#### What this exercise asks
**1)** From the commentary on Chris Christie, retype the stretch from "The irony practically" through "a studio chair.".
**2)** Condense the paragraph of the Chris Christie commentary that begins "And that's the point" into a short bulleted list of its main facts.

#### Source document
========
Chris Christie just can’t help himself. The former New Jersey governor and twice-failed presidential hopeful, now moonlighting as a professional Trump-basher on ABC News panels, took his latest swing at HHS Secretary Robert F. Kennedy Jr. over the weekend.
On This Week with George Stephanopoulos, Christie dismissed Kennedy’s Senate testimony, sneering that RFK Jr. was a “foolish man, full of foolish and vapid ideas.”
The irony practically writes itself. Kennedy, at 71, remains fit and vigorous, actively driving policy from inside the Cabinet. Christie, at 63, nearly a decade younger, looks like he couldn’t jog across a debate stage without collapsing. Kennedy is in the room making decisions. Christie is on the outside, lobbing barbs from a studio chair.
Chris Christie weighs in on the public health debate to trash RFK Jr:
“Robert F Kennedy Jr is a foolish man, full of foolish and vapid ideas.” pic.twitter.com/sOkWuaEldw
— Western Lensman (@WesternLensman) September 7, 2025
And that’s the point. Christie’s attacks aren’t rooted in substance. They’re rooted in jealousy. He once saw himself as a power broker in Trump’s administration — maybe even as Attorney General. But after Bridgegate and his post-2020 gamble to distance himself from Trump, the dream evaporated. Christie went all-in as an anti-MAGA pundit, hoping the media would reward him with influence. Instead, he’s become a useful idiot for the legacy press: wheeled out to provide “Republican” cover for left-wing talking points.
Sunday’s roundtable was no different. Christie, echoing Beltway groupthink, blasted Kennedy and even Republican senators like Bill Cassidy who voted to confirm him, claiming the president had installed a “public health denier” as a giant middle finger to the establishment. If anyone should recognize that middle finger, it’s Christie — he’s been on the receiving end of it from Trump since 2020.
========
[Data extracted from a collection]

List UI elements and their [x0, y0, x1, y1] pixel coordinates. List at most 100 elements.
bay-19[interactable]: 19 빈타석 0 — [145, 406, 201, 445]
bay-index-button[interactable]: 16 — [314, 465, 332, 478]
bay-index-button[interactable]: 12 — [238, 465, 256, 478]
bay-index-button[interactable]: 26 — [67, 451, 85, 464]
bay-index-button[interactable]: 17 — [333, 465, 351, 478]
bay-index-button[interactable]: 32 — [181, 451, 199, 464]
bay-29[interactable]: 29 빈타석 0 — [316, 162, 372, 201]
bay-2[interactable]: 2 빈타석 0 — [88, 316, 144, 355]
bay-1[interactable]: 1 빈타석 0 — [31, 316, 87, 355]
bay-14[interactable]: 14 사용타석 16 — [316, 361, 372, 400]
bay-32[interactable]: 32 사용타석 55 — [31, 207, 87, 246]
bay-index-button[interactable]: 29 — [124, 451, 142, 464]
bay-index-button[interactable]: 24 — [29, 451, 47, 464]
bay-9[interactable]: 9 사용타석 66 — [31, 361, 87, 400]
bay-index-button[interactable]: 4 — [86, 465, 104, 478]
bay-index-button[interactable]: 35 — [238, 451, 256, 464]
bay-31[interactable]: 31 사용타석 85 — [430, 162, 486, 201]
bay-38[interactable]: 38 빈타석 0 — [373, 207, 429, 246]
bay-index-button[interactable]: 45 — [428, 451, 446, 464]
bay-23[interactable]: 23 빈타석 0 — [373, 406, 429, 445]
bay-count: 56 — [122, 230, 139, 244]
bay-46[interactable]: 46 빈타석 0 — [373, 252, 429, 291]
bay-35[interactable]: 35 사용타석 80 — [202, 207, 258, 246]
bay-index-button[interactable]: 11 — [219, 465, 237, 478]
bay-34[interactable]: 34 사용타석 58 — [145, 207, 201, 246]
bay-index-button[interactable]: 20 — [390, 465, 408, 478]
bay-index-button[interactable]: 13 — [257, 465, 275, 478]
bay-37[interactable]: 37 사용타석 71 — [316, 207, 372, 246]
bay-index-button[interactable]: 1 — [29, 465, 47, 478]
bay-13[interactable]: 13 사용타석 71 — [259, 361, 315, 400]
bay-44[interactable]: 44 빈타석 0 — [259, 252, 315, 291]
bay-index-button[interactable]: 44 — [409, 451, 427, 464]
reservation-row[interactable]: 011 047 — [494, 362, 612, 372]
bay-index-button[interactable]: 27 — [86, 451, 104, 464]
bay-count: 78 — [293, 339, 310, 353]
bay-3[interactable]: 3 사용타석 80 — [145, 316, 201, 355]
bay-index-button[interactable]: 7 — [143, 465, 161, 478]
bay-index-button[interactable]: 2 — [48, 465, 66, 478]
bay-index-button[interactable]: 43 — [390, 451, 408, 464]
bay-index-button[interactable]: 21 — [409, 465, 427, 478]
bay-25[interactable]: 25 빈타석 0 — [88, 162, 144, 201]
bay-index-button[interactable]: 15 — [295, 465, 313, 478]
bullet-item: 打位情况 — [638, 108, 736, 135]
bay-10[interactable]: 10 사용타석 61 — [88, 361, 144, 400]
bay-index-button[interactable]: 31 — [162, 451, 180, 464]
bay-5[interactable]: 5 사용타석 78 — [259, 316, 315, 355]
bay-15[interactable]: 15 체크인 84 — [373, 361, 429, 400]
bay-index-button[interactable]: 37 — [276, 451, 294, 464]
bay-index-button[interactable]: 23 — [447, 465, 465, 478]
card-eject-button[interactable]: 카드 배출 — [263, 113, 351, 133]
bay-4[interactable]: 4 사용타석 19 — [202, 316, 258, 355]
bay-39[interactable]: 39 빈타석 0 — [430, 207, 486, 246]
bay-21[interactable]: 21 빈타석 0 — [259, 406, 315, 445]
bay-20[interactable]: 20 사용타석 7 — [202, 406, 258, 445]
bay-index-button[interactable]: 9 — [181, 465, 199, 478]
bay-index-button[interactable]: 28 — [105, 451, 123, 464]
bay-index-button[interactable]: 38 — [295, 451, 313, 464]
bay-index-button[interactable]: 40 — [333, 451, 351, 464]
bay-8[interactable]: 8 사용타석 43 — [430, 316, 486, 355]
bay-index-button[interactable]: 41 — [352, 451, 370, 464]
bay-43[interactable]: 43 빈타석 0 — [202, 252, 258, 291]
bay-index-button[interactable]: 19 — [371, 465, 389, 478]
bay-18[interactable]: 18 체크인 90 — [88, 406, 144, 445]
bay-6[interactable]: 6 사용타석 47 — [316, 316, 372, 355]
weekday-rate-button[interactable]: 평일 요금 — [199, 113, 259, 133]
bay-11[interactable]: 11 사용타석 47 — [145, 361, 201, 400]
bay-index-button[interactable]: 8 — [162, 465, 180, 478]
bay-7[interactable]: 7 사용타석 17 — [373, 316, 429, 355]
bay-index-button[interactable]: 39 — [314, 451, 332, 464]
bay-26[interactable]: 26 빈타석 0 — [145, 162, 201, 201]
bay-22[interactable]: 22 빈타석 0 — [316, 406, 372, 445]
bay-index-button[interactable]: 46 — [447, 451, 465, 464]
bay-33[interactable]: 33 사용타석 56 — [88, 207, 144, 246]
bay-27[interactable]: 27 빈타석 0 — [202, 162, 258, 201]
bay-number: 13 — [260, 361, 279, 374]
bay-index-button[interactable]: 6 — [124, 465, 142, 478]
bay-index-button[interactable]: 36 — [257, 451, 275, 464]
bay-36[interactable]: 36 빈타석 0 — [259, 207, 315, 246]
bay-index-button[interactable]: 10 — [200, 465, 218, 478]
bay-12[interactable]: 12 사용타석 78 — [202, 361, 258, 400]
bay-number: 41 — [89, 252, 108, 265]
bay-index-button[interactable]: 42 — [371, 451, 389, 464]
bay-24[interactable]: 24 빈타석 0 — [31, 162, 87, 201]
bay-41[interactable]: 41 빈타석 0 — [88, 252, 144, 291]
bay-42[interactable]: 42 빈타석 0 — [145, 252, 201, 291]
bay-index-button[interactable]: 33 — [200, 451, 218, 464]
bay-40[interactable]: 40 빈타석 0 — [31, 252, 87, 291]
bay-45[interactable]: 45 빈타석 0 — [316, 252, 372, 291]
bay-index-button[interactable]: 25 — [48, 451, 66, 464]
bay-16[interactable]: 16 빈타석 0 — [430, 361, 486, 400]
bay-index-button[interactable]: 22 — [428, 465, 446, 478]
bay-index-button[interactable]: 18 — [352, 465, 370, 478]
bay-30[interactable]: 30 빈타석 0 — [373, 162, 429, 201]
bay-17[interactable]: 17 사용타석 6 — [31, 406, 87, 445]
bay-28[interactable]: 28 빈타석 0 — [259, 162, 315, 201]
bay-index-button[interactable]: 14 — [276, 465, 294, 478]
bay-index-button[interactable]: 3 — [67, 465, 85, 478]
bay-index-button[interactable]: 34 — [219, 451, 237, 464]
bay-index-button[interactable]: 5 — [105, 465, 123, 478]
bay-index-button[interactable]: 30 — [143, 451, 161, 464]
========
#### Responses
**1)**
The irony practically writes itself. Kennedy, at 71, remains fit and vigorous, actively driving policy from inside the Cabinet. Christie, at 63, nearly a decade younger, looks like he couldn’t jog across a debate stage without collapsing. Kennedy is in the room making decisions. Christie is on the outside, lobbing barbs from a studio chair.

**2)**
- Christie's attacks come from jealousy, not substance.
- He once saw himself as a power broker in Trump's administration, maybe even as Attorney General.
- That hope ended after Bridgegate and his post-2020 decision to distance himself from Trump.
- He became an anti-MAGA pundit, expecting the media to reward him with influence.
- Instead, the legacy press uses him to give "Republican" cover to left-wing talking points.